Text segment.
========================

Western Kentucky CD



WESTERN KENTUCKY: Lost & Forgotten, Found & Remembered
a review by Jeffrey Scott Holland

One might have thought it would be difficult to find inspiration in a Kentucky cross-country road trip on foot, in this god-forsaken nanotech-walmart-RFID-Halliburton-iPod new millenium we currently inhabit. After all, it's hard to get back to one's roots these days when what's left of the wilderness is so pockmarked with cellphone towers, toxic waste dump sites, covert Government installations, and built-overnight housing developments with names like "Spruce Acres" even though there isn't a goddamn spruce tree in sight.

========================

Records provided.
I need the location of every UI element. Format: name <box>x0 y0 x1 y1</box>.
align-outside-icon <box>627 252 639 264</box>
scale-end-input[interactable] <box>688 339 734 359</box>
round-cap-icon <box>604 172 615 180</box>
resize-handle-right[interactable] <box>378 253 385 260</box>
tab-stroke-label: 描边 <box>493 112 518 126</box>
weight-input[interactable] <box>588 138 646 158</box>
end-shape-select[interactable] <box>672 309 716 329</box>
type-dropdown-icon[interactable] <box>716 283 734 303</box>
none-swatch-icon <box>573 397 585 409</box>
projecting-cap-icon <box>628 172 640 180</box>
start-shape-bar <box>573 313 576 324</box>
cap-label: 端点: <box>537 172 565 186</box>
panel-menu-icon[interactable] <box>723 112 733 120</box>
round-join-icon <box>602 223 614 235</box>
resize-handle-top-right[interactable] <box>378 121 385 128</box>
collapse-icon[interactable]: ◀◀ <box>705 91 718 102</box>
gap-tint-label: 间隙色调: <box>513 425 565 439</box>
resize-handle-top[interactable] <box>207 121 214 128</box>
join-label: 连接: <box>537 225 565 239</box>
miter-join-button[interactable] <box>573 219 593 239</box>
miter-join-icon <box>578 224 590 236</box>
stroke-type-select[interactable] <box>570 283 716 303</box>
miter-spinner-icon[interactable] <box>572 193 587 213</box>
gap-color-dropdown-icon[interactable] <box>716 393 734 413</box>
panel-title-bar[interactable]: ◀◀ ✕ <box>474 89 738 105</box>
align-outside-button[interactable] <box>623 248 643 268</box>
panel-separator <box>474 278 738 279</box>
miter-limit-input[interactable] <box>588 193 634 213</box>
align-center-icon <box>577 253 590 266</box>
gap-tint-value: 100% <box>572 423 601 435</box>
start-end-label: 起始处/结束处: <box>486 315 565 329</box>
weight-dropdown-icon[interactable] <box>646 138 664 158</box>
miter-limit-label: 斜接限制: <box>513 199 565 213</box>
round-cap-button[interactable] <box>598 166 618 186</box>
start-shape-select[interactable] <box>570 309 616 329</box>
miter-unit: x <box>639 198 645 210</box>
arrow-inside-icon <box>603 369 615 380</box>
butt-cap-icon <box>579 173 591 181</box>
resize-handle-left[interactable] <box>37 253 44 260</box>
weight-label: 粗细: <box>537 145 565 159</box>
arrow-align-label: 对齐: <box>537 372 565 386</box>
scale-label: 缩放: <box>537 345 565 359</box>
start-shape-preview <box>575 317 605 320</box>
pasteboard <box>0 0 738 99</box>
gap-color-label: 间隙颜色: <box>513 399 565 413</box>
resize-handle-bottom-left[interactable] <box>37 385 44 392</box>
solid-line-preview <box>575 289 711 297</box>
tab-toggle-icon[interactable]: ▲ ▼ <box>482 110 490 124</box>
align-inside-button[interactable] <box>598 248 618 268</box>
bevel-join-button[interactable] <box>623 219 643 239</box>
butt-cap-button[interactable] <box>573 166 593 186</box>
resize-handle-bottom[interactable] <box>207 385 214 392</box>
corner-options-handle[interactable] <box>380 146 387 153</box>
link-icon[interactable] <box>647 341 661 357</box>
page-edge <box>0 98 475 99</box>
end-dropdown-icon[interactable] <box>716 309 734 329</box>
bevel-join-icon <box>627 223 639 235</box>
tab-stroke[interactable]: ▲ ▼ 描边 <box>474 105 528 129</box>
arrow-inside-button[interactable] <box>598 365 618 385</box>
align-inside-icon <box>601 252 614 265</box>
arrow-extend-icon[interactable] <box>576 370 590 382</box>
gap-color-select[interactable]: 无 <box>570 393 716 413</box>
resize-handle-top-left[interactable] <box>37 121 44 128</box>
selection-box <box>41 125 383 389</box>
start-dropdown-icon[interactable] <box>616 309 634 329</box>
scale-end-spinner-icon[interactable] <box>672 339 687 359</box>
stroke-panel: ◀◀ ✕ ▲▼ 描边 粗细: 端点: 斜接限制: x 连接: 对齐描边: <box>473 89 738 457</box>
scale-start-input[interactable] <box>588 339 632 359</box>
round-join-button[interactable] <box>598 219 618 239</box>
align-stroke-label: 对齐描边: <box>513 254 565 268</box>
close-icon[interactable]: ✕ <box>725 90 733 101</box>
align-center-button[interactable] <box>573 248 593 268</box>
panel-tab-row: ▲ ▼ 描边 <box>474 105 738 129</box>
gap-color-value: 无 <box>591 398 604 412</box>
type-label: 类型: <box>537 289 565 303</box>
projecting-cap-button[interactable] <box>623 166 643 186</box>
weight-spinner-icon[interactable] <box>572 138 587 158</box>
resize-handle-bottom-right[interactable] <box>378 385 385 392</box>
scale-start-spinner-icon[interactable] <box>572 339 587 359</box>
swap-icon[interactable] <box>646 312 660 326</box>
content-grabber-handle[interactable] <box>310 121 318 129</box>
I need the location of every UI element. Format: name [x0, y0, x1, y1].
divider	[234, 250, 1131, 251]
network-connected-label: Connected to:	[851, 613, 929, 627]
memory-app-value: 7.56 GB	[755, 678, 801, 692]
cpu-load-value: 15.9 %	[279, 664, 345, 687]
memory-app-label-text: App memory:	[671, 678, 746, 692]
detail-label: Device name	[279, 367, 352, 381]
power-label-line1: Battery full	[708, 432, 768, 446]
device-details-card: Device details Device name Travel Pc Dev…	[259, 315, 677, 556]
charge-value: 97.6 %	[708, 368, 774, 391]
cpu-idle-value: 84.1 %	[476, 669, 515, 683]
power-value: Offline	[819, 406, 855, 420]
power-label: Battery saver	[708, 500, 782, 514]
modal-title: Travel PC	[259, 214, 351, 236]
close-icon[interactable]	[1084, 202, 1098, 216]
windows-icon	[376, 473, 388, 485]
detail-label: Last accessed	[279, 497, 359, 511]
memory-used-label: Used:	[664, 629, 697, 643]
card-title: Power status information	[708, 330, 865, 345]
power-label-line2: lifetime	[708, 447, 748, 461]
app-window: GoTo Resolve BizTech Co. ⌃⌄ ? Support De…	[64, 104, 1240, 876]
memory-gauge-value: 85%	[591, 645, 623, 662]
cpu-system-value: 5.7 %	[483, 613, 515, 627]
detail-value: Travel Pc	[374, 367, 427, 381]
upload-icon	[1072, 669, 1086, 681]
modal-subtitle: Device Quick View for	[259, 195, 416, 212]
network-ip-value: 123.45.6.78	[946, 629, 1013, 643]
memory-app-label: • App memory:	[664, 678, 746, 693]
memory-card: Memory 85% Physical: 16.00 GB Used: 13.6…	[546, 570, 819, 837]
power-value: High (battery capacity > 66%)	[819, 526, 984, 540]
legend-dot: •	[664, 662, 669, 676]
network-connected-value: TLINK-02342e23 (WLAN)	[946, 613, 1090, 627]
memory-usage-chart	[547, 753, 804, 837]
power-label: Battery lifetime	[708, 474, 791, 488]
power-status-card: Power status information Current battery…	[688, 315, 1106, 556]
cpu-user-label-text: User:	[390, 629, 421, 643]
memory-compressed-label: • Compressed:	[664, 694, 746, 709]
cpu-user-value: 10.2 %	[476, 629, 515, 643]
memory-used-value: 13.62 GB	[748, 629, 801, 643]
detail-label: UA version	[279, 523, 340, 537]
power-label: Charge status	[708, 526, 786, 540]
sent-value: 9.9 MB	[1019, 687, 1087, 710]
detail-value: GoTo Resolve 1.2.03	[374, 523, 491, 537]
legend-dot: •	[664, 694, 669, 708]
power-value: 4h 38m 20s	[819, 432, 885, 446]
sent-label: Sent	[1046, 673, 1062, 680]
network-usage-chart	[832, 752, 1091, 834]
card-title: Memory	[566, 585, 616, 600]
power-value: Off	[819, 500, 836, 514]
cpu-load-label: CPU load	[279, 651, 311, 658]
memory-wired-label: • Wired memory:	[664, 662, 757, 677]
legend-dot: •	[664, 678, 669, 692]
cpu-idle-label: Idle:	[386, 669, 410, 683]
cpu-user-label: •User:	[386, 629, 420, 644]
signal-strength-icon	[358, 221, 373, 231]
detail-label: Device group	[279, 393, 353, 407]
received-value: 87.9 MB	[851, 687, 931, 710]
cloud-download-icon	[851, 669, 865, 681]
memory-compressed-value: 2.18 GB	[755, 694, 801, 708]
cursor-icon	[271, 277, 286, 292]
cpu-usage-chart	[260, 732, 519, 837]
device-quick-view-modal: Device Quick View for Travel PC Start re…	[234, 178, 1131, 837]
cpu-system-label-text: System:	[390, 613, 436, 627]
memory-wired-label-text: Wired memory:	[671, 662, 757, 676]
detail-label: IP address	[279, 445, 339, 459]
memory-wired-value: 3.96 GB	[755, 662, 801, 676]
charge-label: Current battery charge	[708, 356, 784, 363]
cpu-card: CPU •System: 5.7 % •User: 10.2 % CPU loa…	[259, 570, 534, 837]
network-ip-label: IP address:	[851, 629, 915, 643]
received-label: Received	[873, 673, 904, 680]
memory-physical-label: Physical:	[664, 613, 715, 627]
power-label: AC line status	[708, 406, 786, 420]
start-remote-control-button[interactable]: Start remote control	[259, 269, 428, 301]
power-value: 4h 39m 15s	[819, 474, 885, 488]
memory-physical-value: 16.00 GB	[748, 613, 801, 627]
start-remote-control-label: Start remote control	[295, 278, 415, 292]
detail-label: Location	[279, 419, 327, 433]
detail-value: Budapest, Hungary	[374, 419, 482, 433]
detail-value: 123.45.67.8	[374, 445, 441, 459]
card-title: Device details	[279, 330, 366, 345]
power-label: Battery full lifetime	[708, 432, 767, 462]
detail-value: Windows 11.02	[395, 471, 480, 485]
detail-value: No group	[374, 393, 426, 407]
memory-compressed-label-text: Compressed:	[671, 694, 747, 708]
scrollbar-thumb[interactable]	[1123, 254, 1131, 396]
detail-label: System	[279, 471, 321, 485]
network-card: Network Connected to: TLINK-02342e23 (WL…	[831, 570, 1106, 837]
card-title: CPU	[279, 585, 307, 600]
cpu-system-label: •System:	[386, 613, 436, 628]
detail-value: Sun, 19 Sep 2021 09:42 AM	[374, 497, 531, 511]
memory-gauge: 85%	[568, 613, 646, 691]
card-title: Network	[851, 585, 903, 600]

========================

Problem to solve.
Copy the stretch of the Western Kentucky CD review from "WESTERN KENTUCKY: Lost" through "tree in sight.", word for word. You won't need the items to do this.

Finished exercise.
WESTERN KENTUCKY: Lost & Forgotten, Found & Remembered
a review by Jeffrey Scott Holland

One might have thought it would be difficult to find inspiration in a Kentucky cross-country road trip on foot, in this god-forsaken nanotech-walmart-RFID-Halliburton-iPod new millenium we currently inhabit. After all, it's hard to get back to one's roots these days when what's left of the wilderness is so pockmarked with cellphone towers, toxic waste dump sites, covert Government installations, and built-overnight housing developments with names like "Spruce Acres" even though there isn't a goddamn spruce tree in sight.